Source document ->
Job interviews need to be a two way conversation

An article by Geoff Baldwin

Recently a large employer was running me through the questions she asks when interviewing prospective staff and she was taken aback when I commented that I invite the applicant to interview me and I encourage them and even assist them with their questioning.

Unfortunately most job applicants are made to feel nervous and even unworthy when they turn up for an interview so I strongly believe that the first objective is to get the conversation back onto an even keel.

I find that personally making the interviewee a cup of coffee, pouring them a glass of water and encouraging a little light hearted banter also ensures that the conversation is more relaxed and productive.

The fact is, the person applying for a position is looking to commit almost half their waking hours to a new employer and it is my view that many bosses don’t consider the enormity of this when they are talking to new applicants.

Provided information ->
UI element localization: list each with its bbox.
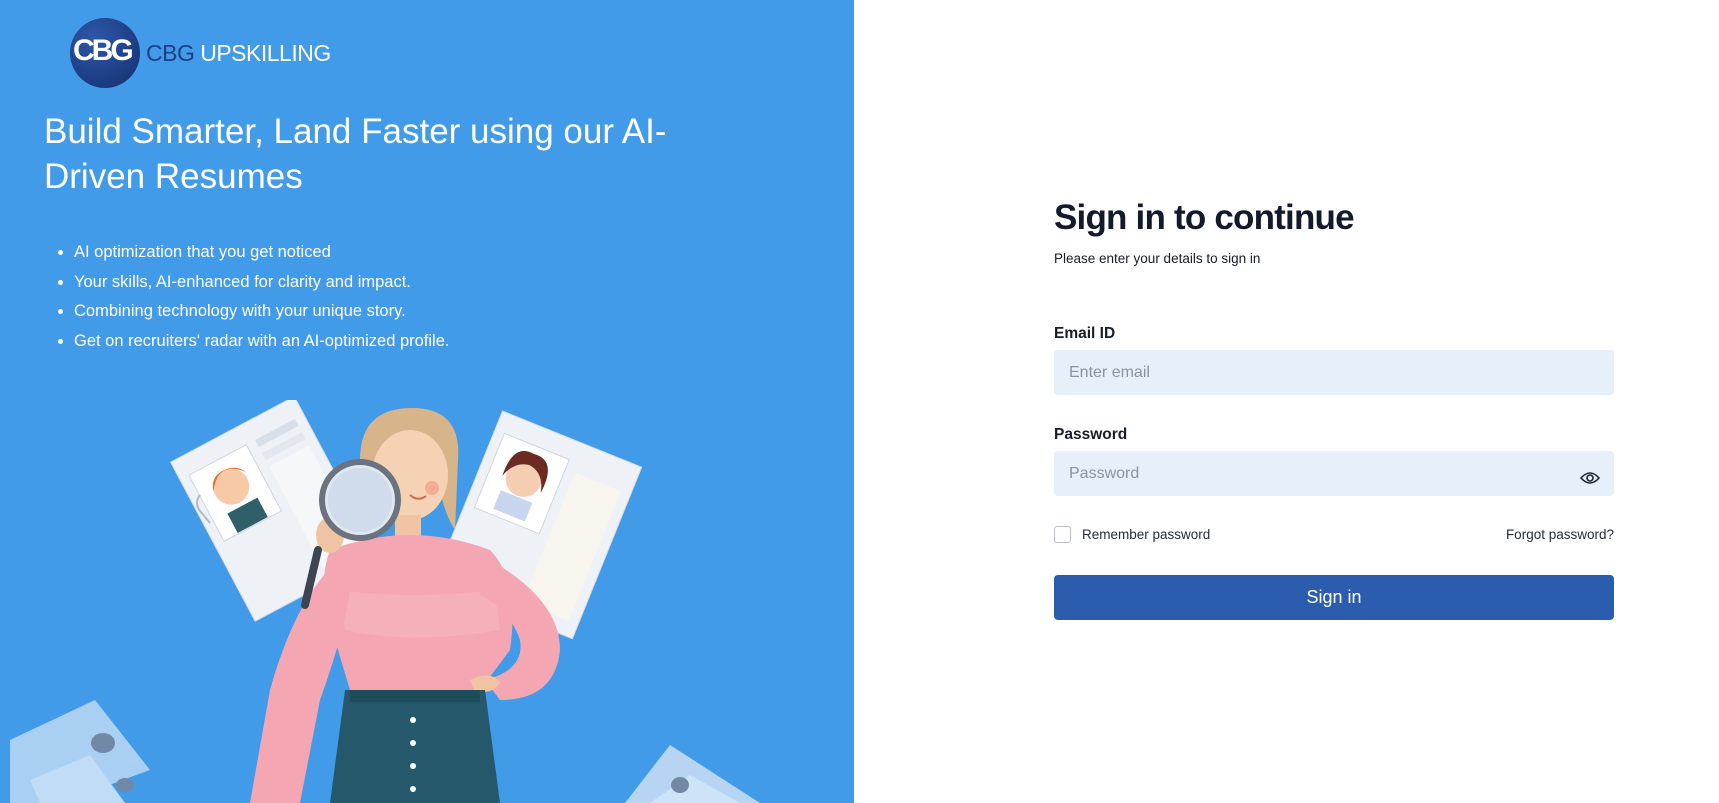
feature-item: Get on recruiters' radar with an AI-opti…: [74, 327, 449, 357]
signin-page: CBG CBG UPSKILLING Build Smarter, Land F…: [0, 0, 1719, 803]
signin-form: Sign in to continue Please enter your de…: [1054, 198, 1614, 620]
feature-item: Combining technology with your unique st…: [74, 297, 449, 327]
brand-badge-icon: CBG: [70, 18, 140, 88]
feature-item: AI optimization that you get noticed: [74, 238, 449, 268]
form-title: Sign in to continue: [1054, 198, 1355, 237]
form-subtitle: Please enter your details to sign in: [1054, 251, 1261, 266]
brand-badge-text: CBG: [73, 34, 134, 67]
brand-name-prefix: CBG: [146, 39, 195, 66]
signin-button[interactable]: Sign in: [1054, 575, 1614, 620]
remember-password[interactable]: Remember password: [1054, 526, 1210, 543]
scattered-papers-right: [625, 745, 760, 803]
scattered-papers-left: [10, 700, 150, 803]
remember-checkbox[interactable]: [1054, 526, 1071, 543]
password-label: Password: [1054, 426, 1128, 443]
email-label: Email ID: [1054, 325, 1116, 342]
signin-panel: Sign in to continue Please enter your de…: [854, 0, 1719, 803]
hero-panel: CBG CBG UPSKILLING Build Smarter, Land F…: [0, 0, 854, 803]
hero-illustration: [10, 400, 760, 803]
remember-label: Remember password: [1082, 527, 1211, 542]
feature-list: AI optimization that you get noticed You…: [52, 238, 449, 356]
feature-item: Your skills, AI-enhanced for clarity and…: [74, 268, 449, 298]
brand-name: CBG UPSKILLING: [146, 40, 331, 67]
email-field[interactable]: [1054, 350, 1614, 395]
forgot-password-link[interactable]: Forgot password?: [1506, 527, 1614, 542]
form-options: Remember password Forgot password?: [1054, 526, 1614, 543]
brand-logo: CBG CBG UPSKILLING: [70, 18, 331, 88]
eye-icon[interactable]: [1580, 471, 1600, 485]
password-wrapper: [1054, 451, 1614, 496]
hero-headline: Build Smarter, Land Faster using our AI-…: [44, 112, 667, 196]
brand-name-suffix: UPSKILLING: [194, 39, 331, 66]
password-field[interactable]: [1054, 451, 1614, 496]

--

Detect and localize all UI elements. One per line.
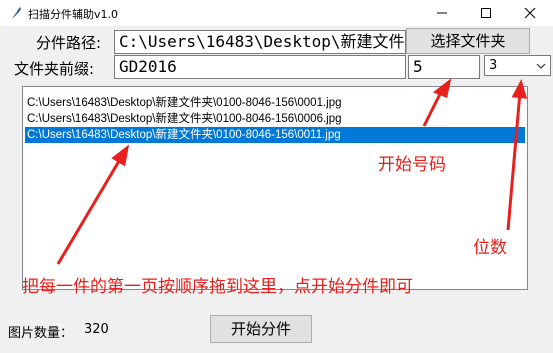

Short problem 1 ->
In the job interviews article, list the things the author says they personally do to make the conversation more relaxed and productive.
Short problem 2 ->
Extend the job interviews article from where it stops.
The records have no role here and can be left aside.

Exercise result 1 ->
- Making the interviewee a cup of coffee
- Pouring them a glass of water
- Encouraging a little light-hearted banter

Exercise result 2 ->
If we really want to see the “real person” it is critical that we spend time up front to help them relax and to reinforce to them how much you appreciate them considering you as their new employer.

This approach will usually also bring out many aspects of the person’s personality that may have otherwise remained subdued and which could have affected the outcome positively or a negatively.

Of course the ultimate decision of whether or not a person is successful will always remain with the employer however the old fashioned one way interview approach is outmoded, often ineffective and could even be interpreted as disrespectful.

Just as job applicants should always ensure that their interview skills are up to scratch and that they prepare well, so too should we employers.